Task goal — Tally up the lines carrying the string "name" and respond with only the resulting number.

Exercise inputs —
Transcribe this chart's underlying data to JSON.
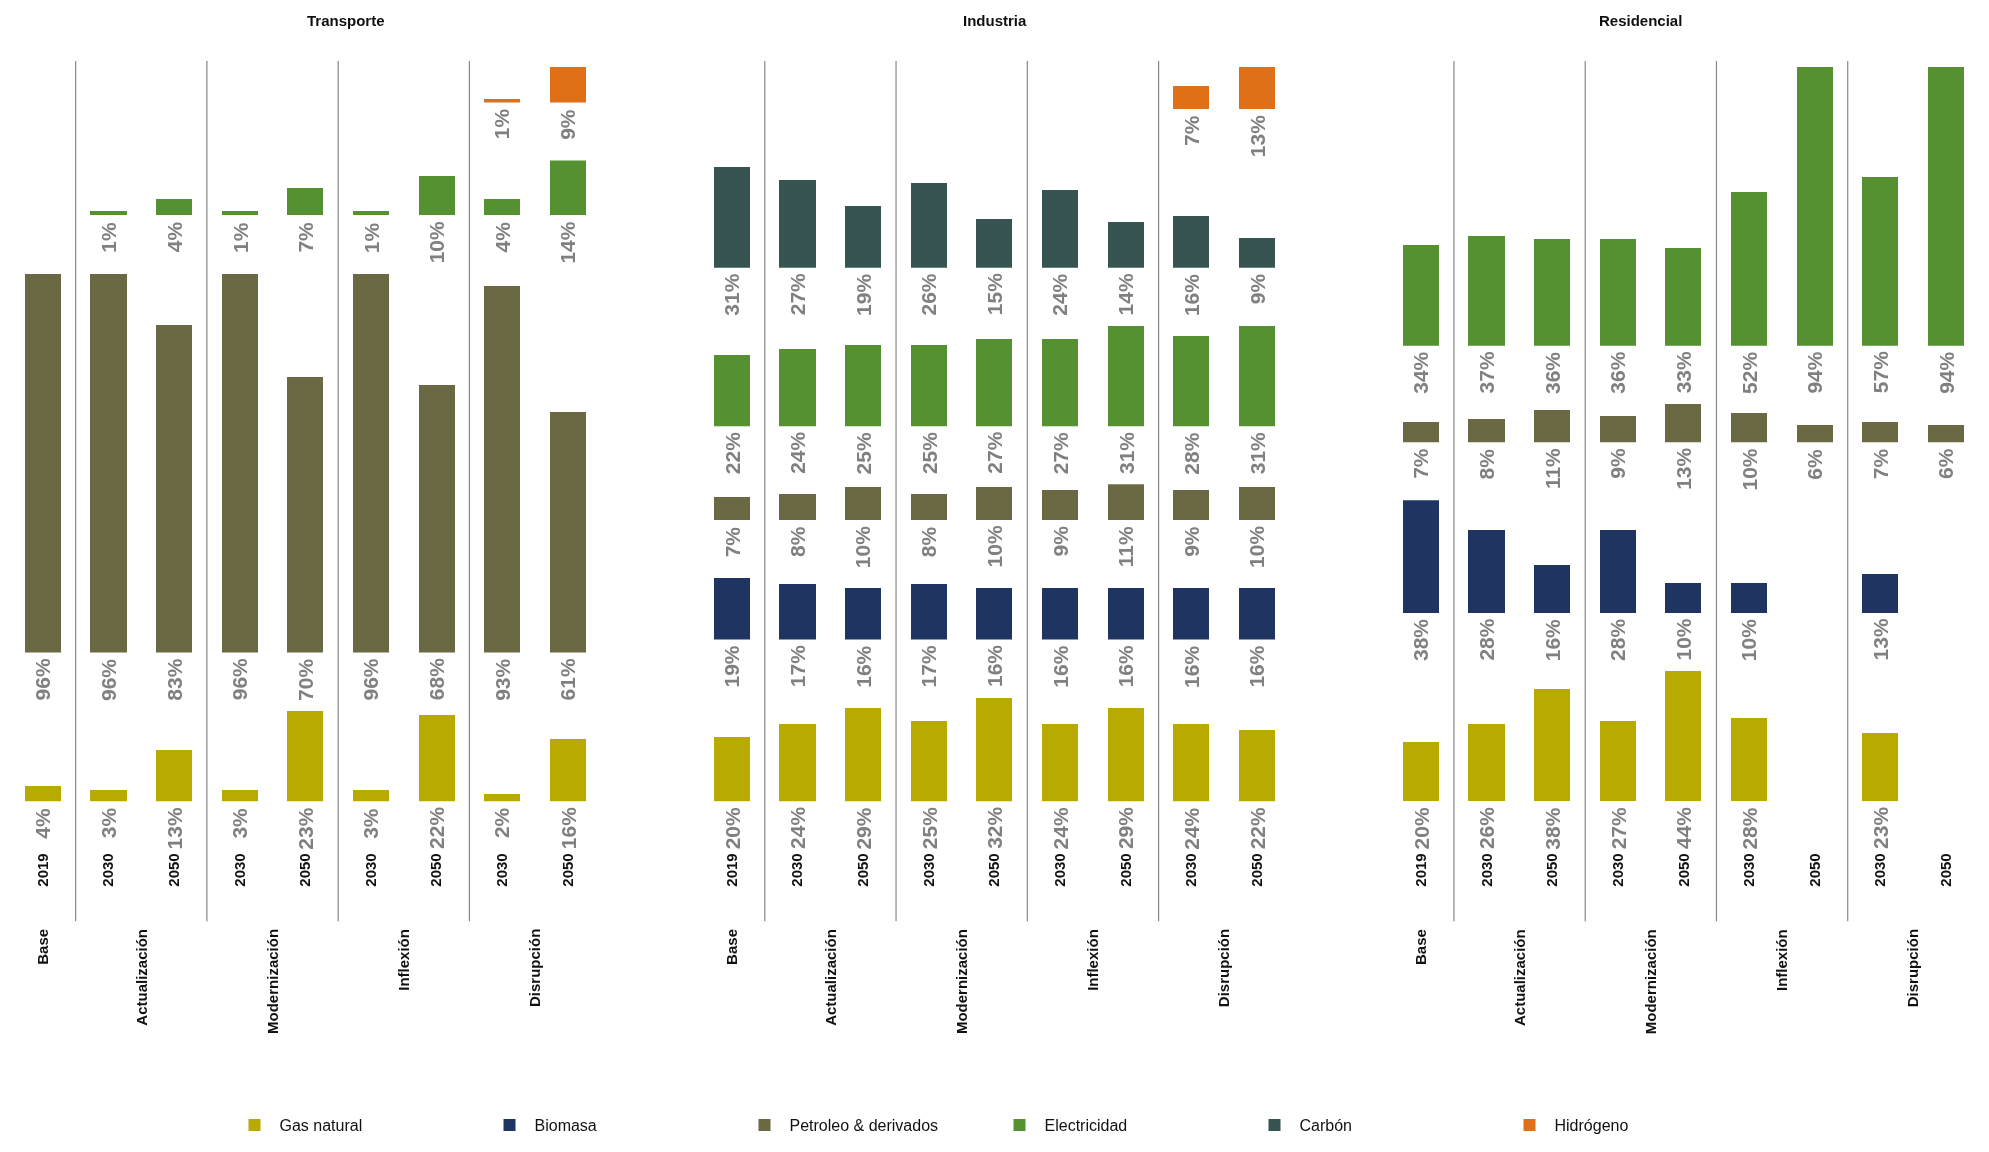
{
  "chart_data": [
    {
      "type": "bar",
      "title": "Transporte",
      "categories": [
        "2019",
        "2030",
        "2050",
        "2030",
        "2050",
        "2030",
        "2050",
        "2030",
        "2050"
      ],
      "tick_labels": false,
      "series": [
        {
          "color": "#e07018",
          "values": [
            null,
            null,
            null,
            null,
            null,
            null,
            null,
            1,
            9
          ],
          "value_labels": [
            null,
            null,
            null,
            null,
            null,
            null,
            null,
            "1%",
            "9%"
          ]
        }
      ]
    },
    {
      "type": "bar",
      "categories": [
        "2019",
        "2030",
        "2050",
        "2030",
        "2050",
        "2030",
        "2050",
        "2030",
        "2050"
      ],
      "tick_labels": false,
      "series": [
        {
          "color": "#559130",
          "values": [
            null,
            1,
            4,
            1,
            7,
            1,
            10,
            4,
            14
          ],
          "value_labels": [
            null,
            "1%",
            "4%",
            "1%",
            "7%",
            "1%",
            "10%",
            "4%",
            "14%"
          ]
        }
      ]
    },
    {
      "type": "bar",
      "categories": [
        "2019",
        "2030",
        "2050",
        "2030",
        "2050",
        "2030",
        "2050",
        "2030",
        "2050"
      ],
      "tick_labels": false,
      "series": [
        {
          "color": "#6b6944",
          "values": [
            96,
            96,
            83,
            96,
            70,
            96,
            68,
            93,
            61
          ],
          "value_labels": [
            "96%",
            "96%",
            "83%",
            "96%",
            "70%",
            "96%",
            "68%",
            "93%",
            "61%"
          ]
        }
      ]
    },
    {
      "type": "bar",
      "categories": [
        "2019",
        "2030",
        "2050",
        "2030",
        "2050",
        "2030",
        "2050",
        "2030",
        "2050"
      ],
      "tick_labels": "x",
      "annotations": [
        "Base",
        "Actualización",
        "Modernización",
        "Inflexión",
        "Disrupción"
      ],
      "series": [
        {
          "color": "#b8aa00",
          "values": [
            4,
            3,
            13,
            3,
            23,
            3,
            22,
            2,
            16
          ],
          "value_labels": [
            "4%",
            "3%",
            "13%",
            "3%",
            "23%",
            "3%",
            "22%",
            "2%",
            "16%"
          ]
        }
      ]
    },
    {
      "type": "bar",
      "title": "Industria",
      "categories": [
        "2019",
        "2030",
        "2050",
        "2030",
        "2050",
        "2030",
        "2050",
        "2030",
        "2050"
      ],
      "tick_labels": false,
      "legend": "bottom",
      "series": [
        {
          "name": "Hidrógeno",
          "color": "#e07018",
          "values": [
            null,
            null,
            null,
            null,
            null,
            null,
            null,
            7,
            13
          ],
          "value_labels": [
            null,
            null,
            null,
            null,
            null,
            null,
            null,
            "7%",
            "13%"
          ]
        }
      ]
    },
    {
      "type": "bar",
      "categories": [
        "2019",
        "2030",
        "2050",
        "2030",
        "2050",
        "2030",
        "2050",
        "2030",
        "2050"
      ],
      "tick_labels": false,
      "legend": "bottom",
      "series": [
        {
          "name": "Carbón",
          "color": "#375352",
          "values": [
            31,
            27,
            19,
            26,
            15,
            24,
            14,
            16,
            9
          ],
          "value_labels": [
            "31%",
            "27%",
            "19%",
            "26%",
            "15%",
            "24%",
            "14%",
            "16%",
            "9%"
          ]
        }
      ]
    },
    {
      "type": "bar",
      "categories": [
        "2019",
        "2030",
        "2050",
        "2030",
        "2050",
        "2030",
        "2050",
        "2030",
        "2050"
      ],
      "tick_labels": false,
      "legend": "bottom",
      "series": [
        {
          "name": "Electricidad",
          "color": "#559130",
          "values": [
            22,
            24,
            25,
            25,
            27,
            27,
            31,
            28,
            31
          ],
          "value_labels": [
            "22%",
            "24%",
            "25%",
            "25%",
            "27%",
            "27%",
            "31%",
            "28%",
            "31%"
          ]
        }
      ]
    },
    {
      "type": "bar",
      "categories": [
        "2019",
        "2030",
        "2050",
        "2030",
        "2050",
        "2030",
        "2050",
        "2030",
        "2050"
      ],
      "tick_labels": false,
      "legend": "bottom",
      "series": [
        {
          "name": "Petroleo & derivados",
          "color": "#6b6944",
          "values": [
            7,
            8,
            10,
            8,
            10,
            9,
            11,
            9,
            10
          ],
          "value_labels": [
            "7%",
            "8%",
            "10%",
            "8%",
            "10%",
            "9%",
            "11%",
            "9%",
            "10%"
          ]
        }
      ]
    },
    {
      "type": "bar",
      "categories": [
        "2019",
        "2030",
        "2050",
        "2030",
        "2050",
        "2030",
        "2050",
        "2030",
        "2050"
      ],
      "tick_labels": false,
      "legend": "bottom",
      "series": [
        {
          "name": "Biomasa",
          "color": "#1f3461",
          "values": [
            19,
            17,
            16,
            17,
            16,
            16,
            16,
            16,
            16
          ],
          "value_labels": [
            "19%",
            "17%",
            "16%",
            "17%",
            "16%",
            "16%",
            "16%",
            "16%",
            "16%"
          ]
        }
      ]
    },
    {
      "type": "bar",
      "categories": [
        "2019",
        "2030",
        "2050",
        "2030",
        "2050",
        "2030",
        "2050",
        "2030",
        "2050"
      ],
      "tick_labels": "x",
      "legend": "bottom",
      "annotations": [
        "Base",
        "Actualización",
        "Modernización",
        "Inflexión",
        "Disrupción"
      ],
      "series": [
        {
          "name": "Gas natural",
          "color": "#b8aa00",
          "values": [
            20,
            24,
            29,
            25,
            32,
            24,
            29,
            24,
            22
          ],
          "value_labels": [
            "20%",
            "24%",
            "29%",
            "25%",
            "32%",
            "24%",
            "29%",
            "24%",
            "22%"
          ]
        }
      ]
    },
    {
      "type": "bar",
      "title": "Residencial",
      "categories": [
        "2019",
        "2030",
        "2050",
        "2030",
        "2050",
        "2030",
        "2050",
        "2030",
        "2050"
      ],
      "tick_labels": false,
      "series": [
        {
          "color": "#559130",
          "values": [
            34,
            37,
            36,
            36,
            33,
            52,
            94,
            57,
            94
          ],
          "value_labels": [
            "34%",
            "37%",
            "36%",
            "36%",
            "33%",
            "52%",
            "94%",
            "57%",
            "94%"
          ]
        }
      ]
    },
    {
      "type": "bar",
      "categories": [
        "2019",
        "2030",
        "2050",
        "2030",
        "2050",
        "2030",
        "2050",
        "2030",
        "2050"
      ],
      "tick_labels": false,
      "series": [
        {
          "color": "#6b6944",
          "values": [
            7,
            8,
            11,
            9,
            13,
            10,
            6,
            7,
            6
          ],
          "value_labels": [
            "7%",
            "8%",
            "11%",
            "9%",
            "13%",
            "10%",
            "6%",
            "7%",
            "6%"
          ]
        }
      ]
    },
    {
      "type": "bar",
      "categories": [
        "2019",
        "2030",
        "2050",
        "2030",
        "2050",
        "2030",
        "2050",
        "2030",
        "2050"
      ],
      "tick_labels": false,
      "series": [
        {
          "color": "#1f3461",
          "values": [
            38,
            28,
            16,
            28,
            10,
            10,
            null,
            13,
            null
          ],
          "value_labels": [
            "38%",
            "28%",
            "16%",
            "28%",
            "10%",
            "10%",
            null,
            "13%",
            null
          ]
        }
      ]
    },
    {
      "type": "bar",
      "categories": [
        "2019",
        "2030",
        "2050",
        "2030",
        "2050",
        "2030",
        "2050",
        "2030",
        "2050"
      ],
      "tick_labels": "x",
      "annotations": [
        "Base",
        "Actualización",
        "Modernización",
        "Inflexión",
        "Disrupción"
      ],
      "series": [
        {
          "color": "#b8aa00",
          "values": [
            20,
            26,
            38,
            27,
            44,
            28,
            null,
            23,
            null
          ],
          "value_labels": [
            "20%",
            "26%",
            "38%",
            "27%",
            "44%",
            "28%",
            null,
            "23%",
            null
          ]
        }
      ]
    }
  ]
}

---

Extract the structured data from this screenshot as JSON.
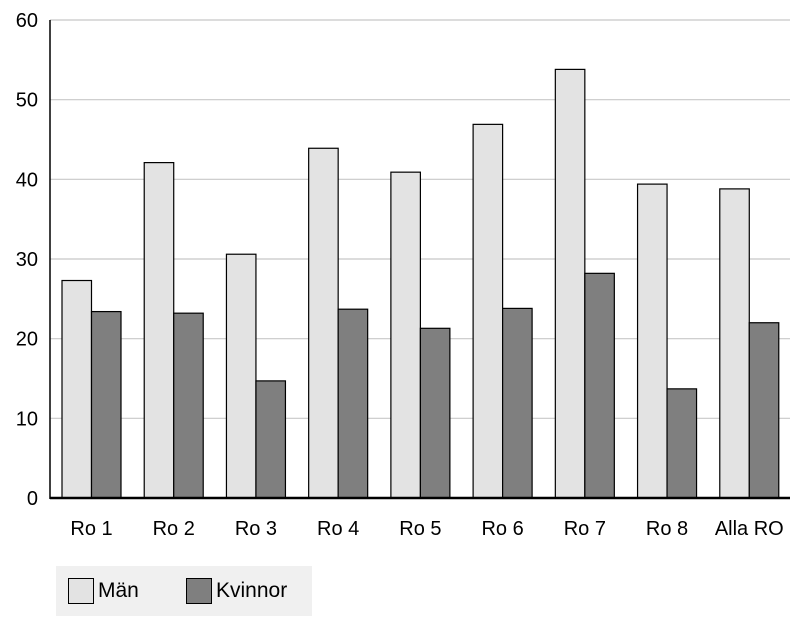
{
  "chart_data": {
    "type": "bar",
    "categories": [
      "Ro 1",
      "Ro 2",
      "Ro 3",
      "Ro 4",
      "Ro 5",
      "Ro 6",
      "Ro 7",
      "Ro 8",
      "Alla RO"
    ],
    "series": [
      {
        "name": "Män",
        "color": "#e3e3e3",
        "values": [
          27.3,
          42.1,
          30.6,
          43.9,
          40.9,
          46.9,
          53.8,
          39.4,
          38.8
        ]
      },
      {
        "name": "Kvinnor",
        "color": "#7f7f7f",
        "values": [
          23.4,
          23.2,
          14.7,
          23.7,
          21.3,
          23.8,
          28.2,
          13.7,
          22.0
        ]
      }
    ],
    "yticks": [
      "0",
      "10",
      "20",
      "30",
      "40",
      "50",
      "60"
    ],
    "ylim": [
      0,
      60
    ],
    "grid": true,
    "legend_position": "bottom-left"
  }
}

* * *

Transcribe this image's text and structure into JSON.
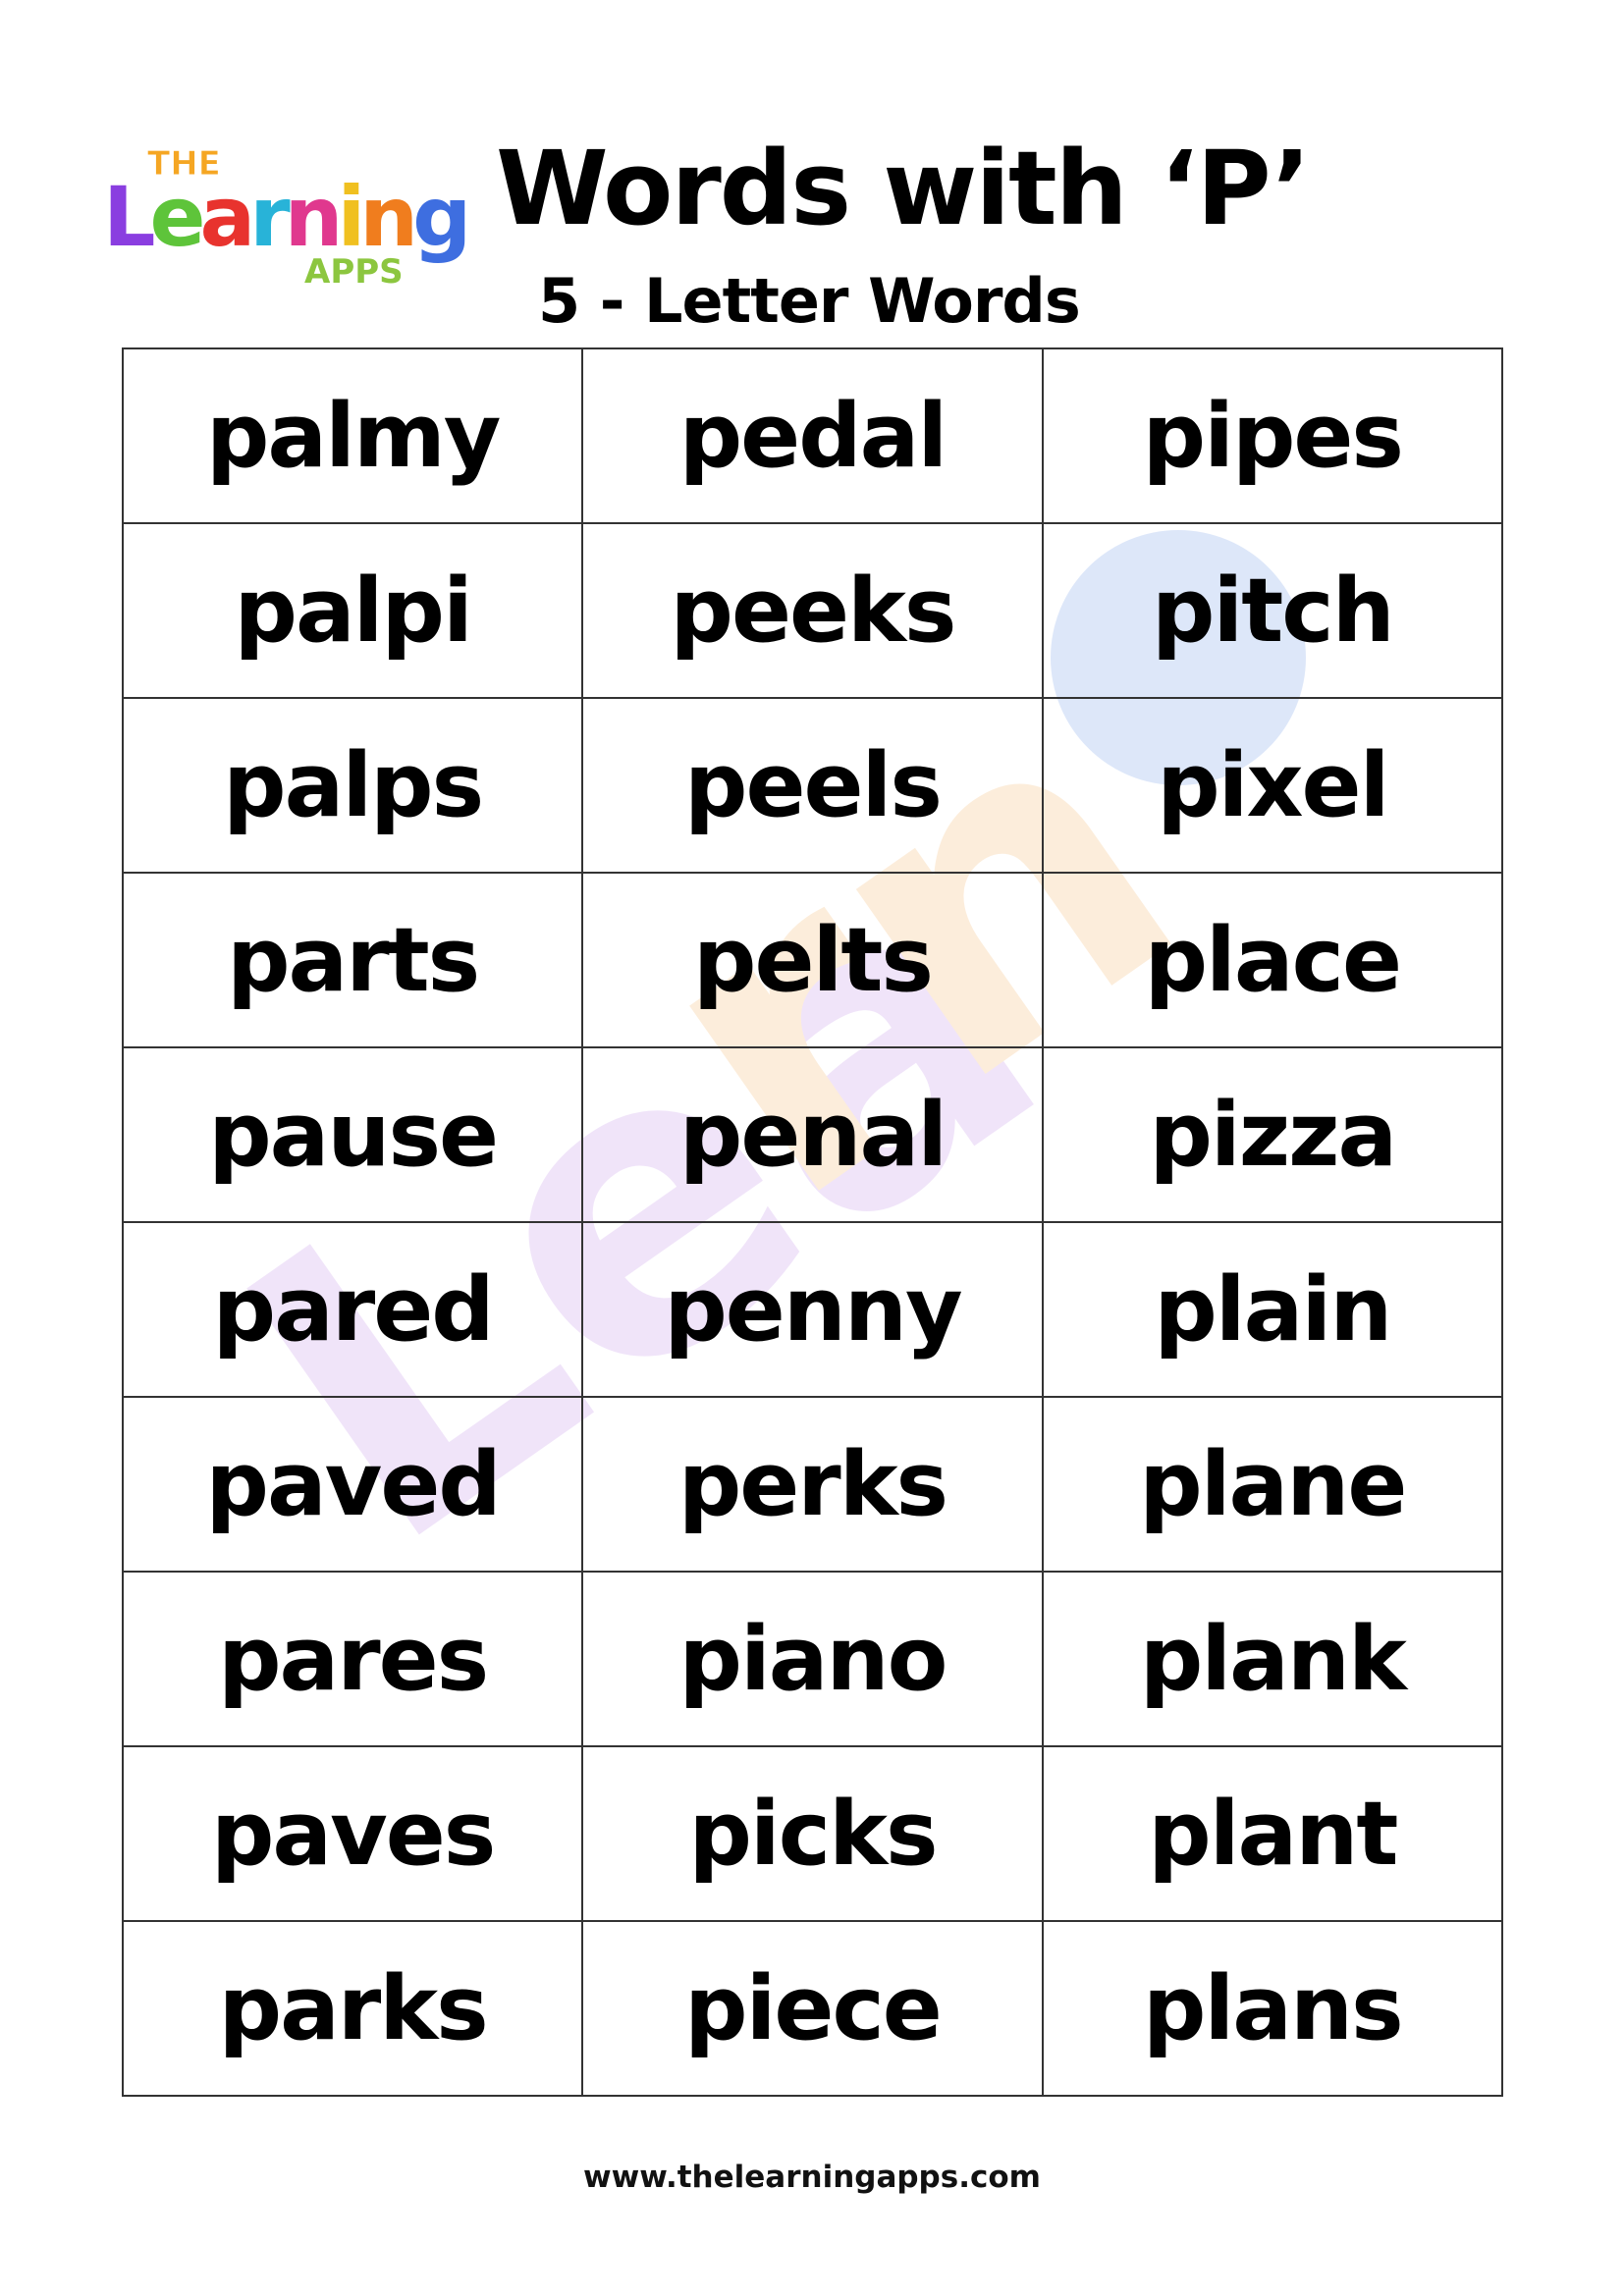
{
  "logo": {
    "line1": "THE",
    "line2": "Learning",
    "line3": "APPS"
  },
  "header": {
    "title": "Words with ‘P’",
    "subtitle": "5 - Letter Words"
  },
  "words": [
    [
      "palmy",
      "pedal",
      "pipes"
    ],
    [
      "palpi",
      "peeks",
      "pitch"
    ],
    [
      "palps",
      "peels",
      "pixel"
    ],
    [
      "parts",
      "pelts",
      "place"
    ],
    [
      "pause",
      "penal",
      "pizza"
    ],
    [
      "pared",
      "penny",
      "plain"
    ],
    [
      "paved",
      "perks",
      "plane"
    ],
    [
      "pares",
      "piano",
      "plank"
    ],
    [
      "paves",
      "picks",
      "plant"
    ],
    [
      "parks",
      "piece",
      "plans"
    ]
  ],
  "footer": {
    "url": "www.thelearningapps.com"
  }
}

Task output — 8